━━━ Information supplied ━━━

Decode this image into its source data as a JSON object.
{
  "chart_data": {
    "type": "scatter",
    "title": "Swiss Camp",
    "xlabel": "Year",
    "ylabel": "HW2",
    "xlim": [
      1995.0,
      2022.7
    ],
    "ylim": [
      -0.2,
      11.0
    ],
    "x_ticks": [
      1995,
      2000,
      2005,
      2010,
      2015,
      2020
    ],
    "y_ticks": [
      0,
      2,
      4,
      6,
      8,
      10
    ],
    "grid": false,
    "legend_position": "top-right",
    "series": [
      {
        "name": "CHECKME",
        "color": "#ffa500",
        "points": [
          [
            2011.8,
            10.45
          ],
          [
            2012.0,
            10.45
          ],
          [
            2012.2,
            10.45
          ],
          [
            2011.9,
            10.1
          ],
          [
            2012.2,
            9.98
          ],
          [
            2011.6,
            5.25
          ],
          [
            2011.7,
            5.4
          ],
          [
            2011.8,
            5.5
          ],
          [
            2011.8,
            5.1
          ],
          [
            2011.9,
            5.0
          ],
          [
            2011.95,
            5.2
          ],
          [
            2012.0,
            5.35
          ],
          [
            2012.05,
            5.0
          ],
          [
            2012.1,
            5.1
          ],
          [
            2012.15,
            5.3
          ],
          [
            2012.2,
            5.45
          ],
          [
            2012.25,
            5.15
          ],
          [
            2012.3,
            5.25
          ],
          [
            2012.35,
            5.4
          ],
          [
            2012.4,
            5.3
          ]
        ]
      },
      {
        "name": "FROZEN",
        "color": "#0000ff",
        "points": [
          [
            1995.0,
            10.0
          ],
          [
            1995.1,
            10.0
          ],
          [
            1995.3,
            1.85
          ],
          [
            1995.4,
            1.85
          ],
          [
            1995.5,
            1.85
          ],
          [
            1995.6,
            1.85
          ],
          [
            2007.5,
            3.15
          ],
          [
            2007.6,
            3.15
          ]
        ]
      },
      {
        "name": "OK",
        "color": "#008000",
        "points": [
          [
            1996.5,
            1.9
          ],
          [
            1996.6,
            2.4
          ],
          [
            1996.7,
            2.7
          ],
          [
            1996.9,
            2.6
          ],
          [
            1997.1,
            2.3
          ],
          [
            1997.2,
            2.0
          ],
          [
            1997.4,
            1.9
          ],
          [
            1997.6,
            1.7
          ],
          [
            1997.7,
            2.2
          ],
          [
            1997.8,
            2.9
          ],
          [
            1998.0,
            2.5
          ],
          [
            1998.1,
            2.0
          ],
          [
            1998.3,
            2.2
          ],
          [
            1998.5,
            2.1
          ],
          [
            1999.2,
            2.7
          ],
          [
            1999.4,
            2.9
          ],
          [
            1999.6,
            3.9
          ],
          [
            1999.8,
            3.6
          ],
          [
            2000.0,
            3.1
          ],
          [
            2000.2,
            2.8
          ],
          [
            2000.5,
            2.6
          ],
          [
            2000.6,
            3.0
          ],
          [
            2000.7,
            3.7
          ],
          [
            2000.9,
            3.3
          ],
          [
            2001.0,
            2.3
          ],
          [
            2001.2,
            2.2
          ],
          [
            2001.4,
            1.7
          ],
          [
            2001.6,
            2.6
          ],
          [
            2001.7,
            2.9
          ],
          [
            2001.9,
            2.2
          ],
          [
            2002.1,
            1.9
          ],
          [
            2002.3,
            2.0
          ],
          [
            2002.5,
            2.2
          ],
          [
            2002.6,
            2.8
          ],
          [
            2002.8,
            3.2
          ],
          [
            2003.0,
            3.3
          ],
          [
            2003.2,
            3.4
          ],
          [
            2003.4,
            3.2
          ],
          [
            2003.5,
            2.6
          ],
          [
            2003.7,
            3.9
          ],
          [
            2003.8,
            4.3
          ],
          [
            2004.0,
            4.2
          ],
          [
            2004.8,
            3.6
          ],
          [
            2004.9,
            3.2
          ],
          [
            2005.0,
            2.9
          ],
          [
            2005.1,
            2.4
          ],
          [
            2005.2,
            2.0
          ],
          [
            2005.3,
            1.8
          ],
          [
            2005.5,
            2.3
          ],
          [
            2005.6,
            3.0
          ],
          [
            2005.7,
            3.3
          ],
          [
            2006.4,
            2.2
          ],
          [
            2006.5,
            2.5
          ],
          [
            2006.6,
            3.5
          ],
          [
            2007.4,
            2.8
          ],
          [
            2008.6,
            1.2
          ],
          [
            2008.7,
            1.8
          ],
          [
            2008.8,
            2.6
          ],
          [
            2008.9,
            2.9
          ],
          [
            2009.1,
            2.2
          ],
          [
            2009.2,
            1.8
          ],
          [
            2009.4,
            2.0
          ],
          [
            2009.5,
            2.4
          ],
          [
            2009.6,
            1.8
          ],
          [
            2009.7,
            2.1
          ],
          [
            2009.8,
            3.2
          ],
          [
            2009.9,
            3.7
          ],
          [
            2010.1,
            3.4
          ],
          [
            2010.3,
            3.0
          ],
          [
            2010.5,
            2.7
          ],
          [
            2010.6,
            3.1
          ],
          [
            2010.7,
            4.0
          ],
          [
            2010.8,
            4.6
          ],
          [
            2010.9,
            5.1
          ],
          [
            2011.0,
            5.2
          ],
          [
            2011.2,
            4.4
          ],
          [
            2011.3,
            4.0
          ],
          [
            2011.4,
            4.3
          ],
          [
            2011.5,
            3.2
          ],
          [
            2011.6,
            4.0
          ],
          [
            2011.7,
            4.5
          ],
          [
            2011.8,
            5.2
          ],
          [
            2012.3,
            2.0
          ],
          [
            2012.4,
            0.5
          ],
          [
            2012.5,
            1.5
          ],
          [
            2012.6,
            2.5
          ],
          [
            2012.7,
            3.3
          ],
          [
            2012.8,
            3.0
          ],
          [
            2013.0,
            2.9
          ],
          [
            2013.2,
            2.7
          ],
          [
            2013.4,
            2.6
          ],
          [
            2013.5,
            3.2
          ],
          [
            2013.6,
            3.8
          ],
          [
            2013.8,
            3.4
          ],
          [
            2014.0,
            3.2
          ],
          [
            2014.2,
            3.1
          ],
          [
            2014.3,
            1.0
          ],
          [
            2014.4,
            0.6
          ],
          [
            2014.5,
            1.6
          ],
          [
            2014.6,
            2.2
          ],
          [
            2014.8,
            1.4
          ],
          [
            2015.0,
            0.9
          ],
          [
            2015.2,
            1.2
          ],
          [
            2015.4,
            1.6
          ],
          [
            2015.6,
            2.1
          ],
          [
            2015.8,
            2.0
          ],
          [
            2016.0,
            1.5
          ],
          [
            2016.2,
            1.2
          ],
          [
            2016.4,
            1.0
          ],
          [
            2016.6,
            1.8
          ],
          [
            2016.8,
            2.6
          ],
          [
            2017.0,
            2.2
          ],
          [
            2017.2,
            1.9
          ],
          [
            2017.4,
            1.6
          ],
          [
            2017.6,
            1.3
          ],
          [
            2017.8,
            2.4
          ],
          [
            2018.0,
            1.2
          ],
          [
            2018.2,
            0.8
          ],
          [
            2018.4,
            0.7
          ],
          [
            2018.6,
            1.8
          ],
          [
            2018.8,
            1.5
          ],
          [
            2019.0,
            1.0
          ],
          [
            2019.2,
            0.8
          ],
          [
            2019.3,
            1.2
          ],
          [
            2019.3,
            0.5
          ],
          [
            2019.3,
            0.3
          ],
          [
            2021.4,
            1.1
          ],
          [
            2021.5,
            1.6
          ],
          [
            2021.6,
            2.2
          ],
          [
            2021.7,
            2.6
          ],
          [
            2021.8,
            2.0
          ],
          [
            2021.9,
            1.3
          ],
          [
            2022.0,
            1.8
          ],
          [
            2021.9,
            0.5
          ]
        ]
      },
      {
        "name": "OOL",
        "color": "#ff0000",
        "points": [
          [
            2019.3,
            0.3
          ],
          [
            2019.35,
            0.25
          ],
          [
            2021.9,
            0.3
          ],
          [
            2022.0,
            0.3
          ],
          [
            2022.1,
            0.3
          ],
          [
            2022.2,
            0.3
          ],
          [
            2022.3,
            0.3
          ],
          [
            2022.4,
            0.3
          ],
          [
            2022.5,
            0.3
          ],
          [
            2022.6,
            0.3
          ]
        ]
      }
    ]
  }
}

━━━

What the task asks >> Extract every line that has the string "name" in it.

Result of the exercise >>
        "name": "CHECKME",
        "name": "FROZEN",
        "name": "OK",
        "name": "OOL",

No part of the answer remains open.